»»
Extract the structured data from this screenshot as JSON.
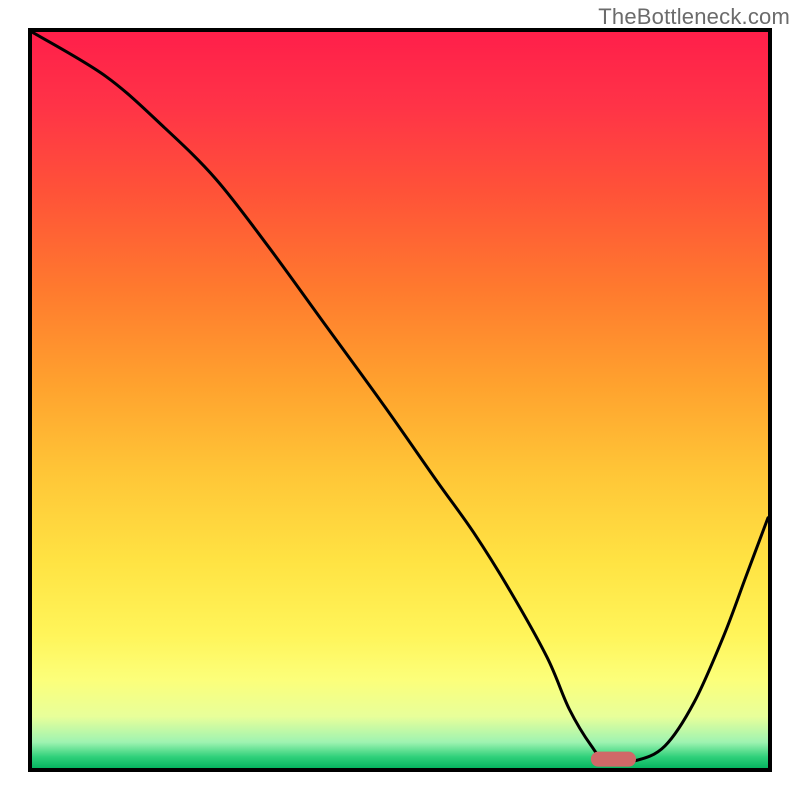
{
  "watermark": "TheBottleneck.com",
  "colors": {
    "border": "#000000",
    "line": "#000000",
    "marker_fill": "#d06868",
    "marker_stroke": "#d06868",
    "gradient_stops": [
      {
        "offset": 0.0,
        "color": "#ff1f4a"
      },
      {
        "offset": 0.1,
        "color": "#ff3347"
      },
      {
        "offset": 0.22,
        "color": "#ff5338"
      },
      {
        "offset": 0.35,
        "color": "#ff7a2e"
      },
      {
        "offset": 0.48,
        "color": "#ffa22e"
      },
      {
        "offset": 0.6,
        "color": "#ffc637"
      },
      {
        "offset": 0.72,
        "color": "#ffe343"
      },
      {
        "offset": 0.82,
        "color": "#fff55a"
      },
      {
        "offset": 0.88,
        "color": "#fcff7a"
      },
      {
        "offset": 0.93,
        "color": "#e8ff9a"
      },
      {
        "offset": 0.965,
        "color": "#9ef3b1"
      },
      {
        "offset": 0.985,
        "color": "#2fd07a"
      },
      {
        "offset": 1.0,
        "color": "#06b460"
      }
    ]
  },
  "chart_data": {
    "type": "line",
    "title": "",
    "xlabel": "",
    "ylabel": "",
    "xlim": [
      0,
      100
    ],
    "ylim": [
      0,
      100
    ],
    "x": [
      0,
      10,
      18,
      25,
      32,
      40,
      48,
      55,
      60,
      65,
      70,
      73,
      76,
      78,
      82,
      86,
      90,
      94,
      97,
      100
    ],
    "values": [
      100,
      94,
      87,
      80,
      71,
      60,
      49,
      39,
      32,
      24,
      15,
      8,
      3,
      1,
      1,
      3,
      9,
      18,
      26,
      34
    ],
    "marker": {
      "x_start": 76,
      "x_end": 82,
      "y": 1.2
    },
    "annotations": []
  }
}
««
## [WHAT IS BEING ASKED]
Transcribe the preceding listing in its entirety and with exact wording, leaving out pictures.

## [ANSWER TO THIS EXERCISE]
Extract the structured data from this screenshot as JSON.
{
  "watermark": "TheBottleneck.com",
  "colors": {
    "border": "#000000",
    "line": "#000000",
    "marker_fill": "#d06868",
    "marker_stroke": "#d06868",
    "gradient_stops": [
      {
        "offset": 0.0,
        "color": "#ff1f4a"
      },
      {
        "offset": 0.1,
        "color": "#ff3347"
      },
      {
        "offset": 0.22,
        "color": "#ff5338"
      },
      {
        "offset": 0.35,
        "color": "#ff7a2e"
      },
      {
        "offset": 0.48,
        "color": "#ffa22e"
      },
      {
        "offset": 0.6,
        "color": "#ffc637"
      },
      {
        "offset": 0.72,
        "color": "#ffe343"
      },
      {
        "offset": 0.82,
        "color": "#fff55a"
      },
      {
        "offset": 0.88,
        "color": "#fcff7a"
      },
      {
        "offset": 0.93,
        "color": "#e8ff9a"
      },
      {
        "offset": 0.965,
        "color": "#9ef3b1"
      },
      {
        "offset": 0.985,
        "color": "#2fd07a"
      },
      {
        "offset": 1.0,
        "color": "#06b460"
      }
    ]
  },
  "chart_data": {
    "type": "line",
    "title": "",
    "xlabel": "",
    "ylabel": "",
    "xlim": [
      0,
      100
    ],
    "ylim": [
      0,
      100
    ],
    "x": [
      0,
      10,
      18,
      25,
      32,
      40,
      48,
      55,
      60,
      65,
      70,
      73,
      76,
      78,
      82,
      86,
      90,
      94,
      97,
      100
    ],
    "values": [
      100,
      94,
      87,
      80,
      71,
      60,
      49,
      39,
      32,
      24,
      15,
      8,
      3,
      1,
      1,
      3,
      9,
      18,
      26,
      34
    ],
    "marker": {
      "x_start": 76,
      "x_end": 82,
      "y": 1.2
    },
    "annotations": []
  }
}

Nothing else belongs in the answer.